» **Goal**
Within the records that follow, find every line containing the string "content". Copy those lines.

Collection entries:

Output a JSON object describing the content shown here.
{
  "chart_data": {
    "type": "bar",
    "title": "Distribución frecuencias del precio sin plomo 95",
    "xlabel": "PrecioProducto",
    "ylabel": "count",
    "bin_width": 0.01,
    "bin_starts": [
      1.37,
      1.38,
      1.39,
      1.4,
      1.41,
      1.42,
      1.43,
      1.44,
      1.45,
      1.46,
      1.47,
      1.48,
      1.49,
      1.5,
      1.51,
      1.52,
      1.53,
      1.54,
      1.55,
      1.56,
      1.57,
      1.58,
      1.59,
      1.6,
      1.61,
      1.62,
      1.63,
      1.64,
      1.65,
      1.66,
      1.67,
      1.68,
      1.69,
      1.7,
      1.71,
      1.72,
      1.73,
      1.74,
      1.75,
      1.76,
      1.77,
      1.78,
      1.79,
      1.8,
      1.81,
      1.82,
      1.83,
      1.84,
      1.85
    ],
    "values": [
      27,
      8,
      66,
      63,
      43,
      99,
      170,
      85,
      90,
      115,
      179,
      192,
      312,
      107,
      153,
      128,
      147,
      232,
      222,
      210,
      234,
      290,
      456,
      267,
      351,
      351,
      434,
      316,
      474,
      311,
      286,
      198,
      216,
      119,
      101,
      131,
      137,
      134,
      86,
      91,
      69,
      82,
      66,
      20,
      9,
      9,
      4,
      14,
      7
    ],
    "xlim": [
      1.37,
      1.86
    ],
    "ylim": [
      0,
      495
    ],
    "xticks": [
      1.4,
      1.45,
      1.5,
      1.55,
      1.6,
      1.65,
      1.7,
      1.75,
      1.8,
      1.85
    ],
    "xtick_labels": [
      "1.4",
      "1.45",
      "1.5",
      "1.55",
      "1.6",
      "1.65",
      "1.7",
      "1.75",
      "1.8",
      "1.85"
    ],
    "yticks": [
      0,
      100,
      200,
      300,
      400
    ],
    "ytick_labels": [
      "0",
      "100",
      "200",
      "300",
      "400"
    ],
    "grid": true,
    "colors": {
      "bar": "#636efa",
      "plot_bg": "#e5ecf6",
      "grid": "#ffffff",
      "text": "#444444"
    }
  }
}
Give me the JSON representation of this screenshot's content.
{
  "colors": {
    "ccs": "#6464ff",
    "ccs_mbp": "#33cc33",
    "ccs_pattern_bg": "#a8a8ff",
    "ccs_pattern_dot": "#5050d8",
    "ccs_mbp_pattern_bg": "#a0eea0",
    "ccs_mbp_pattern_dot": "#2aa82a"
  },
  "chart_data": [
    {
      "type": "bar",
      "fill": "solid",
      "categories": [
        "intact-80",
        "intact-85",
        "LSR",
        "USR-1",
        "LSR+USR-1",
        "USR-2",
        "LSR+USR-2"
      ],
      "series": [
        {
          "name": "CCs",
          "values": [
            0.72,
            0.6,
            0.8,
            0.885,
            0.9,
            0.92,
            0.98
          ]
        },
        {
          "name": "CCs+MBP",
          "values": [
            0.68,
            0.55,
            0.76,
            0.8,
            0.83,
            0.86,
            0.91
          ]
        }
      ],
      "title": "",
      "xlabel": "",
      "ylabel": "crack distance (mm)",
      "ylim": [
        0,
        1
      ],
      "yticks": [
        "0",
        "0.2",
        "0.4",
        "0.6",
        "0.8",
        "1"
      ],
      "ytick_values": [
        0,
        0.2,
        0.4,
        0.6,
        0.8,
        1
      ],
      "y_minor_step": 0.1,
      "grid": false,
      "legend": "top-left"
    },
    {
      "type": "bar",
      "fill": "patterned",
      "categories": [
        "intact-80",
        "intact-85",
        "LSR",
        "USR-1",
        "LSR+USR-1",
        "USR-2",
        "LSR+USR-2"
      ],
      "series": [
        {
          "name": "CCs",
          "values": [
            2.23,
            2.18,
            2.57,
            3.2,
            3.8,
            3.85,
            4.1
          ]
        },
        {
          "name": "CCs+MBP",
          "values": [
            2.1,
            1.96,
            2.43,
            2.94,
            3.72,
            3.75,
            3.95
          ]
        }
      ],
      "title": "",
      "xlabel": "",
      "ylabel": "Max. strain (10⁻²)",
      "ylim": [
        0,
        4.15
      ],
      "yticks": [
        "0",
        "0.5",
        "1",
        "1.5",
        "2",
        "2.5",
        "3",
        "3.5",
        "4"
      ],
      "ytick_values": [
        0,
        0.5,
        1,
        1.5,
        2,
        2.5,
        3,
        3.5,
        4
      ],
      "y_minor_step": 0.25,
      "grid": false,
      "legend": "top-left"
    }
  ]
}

---

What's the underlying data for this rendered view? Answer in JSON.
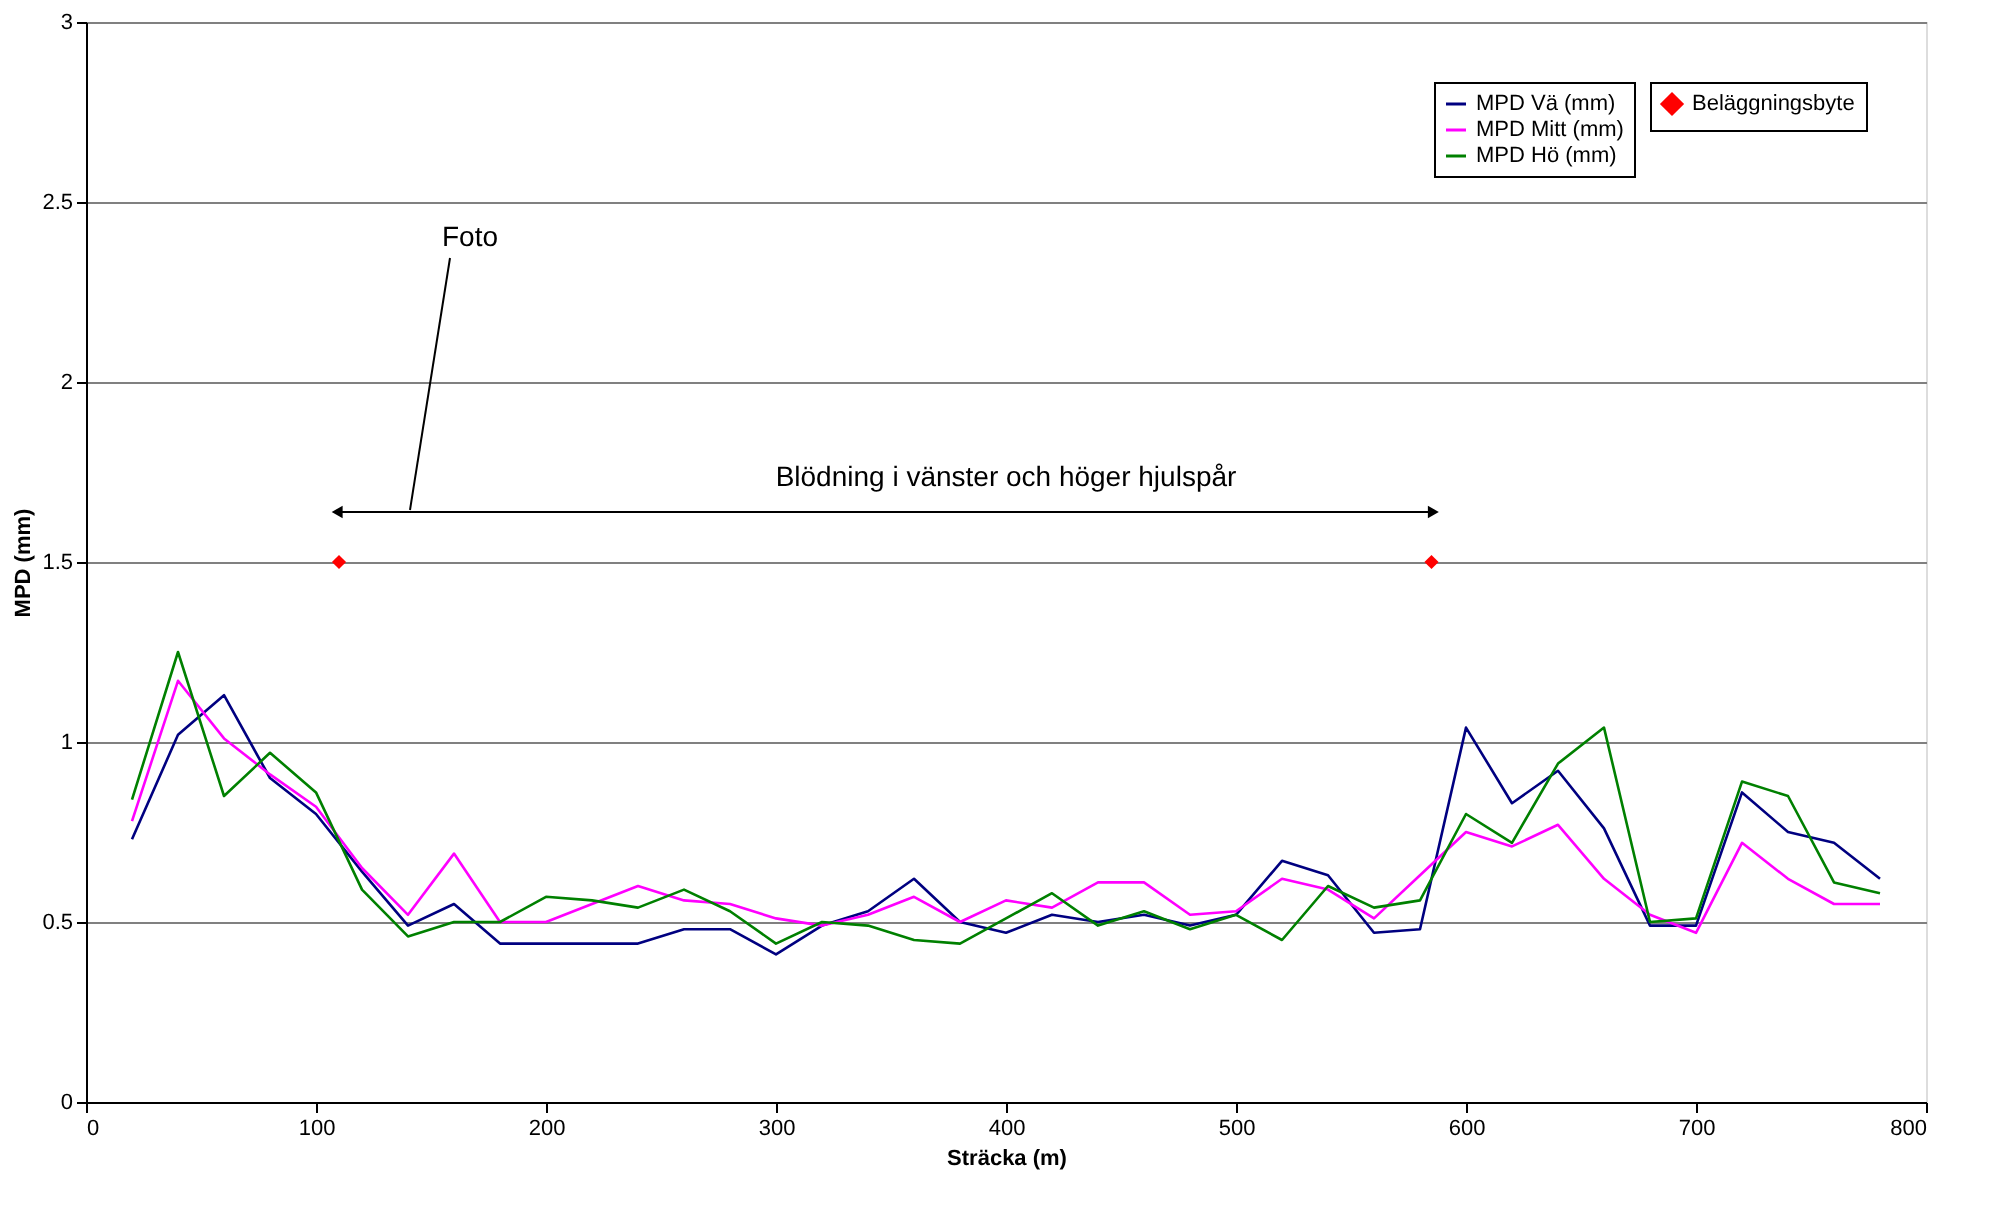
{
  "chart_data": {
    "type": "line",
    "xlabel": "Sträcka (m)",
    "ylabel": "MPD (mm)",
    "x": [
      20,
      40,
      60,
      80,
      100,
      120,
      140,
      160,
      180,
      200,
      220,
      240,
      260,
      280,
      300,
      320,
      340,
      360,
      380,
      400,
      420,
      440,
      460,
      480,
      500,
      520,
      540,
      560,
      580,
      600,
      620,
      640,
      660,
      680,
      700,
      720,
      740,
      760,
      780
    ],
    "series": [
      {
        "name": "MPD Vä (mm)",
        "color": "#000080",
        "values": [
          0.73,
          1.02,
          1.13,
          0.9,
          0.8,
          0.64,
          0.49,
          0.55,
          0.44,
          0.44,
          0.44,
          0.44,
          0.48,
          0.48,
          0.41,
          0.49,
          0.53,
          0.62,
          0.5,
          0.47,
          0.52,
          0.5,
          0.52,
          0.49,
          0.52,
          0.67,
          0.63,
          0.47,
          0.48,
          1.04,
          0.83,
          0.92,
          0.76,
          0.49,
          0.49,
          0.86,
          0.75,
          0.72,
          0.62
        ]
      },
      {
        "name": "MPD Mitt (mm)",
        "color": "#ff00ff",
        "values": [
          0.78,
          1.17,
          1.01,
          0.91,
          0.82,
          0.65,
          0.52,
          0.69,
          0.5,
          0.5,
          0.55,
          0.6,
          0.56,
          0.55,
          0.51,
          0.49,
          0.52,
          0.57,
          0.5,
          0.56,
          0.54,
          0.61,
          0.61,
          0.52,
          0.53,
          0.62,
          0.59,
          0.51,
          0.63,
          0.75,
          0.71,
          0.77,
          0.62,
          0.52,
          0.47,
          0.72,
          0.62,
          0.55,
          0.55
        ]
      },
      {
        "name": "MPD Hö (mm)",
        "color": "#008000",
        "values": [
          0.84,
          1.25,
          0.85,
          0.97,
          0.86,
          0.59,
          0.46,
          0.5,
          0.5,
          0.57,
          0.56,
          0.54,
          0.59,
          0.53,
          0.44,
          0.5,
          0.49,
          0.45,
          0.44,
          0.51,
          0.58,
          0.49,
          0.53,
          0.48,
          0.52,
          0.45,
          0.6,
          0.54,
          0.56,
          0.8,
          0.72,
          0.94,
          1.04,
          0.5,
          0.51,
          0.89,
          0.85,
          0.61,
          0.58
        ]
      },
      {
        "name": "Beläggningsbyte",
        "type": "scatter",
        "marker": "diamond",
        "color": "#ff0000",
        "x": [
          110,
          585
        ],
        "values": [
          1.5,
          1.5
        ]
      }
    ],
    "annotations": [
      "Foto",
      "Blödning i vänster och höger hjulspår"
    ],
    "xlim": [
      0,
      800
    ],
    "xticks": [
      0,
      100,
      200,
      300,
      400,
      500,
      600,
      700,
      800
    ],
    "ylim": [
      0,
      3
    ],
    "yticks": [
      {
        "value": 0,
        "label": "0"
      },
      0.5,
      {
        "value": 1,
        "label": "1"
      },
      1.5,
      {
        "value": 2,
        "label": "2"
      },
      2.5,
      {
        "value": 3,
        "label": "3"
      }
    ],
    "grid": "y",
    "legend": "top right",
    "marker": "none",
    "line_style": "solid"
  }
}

...

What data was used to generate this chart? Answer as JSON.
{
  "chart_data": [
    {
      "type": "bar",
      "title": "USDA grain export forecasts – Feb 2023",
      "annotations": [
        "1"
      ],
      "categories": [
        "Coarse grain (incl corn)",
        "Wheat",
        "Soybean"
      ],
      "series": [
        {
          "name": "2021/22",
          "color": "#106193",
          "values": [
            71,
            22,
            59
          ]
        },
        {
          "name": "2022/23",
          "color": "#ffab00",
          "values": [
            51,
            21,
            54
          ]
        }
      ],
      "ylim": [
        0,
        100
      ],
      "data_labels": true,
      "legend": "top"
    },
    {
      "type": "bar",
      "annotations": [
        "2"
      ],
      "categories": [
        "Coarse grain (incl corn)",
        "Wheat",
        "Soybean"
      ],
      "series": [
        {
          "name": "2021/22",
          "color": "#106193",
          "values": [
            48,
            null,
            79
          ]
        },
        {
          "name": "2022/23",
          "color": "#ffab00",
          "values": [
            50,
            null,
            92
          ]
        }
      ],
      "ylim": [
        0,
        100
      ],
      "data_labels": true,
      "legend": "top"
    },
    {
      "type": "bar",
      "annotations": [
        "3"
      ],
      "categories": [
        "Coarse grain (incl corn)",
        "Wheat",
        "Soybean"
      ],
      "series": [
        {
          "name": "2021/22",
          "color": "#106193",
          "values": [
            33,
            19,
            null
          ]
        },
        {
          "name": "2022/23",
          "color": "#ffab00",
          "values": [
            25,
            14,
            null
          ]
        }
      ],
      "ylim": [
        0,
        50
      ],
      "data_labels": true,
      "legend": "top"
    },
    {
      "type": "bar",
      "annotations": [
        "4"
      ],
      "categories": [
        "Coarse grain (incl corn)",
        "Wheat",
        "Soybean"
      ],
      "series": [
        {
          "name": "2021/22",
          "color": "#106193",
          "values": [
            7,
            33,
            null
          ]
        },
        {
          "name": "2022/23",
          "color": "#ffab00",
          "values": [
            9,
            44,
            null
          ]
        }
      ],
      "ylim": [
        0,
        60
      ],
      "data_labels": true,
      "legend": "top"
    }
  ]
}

» **Solution to the problem**
Output a JSON object describing the content shown here.
Give me the JSON representation of this screenshot's content.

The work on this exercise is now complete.